Could you retype every record below exactly as it appears?
══ Information ══
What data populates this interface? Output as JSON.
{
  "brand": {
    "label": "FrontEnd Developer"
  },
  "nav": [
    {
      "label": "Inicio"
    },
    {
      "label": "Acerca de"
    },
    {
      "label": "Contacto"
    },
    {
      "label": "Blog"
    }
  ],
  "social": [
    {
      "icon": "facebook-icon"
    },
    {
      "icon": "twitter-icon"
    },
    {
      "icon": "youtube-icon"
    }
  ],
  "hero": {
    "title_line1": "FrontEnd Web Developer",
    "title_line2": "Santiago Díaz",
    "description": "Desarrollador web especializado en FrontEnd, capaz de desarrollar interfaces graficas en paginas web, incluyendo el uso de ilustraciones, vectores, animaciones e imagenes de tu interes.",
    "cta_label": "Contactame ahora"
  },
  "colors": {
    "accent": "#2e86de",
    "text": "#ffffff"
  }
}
═══
▸ **Answer to this problem**:
What data populates this interface? Output as JSON.
{
  "brand": {
    "label": "FrontEnd Developer"
  },
  "nav": [
    {
      "label": "Inicio"
    },
    {
      "label": "Acerca de"
    },
    {
      "label": "Contacto"
    },
    {
      "label": "Blog"
    }
  ],
  "social": [
    {
      "icon": "facebook-icon"
    },
    {
      "icon": "twitter-icon"
    },
    {
      "icon": "youtube-icon"
    }
  ],
  "hero": {
    "title_line1": "FrontEnd Web Developer",
    "title_line2": "Santiago Díaz",
    "description": "Desarrollador web especializado en FrontEnd, capaz de desarrollar interfaces graficas en paginas web, incluyendo el uso de ilustraciones, vectores, animaciones e imagenes de tu interes.",
    "cta_label": "Contactame ahora"
  },
  "colors": {
    "accent": "#2e86de",
    "text": "#ffffff"
  }
}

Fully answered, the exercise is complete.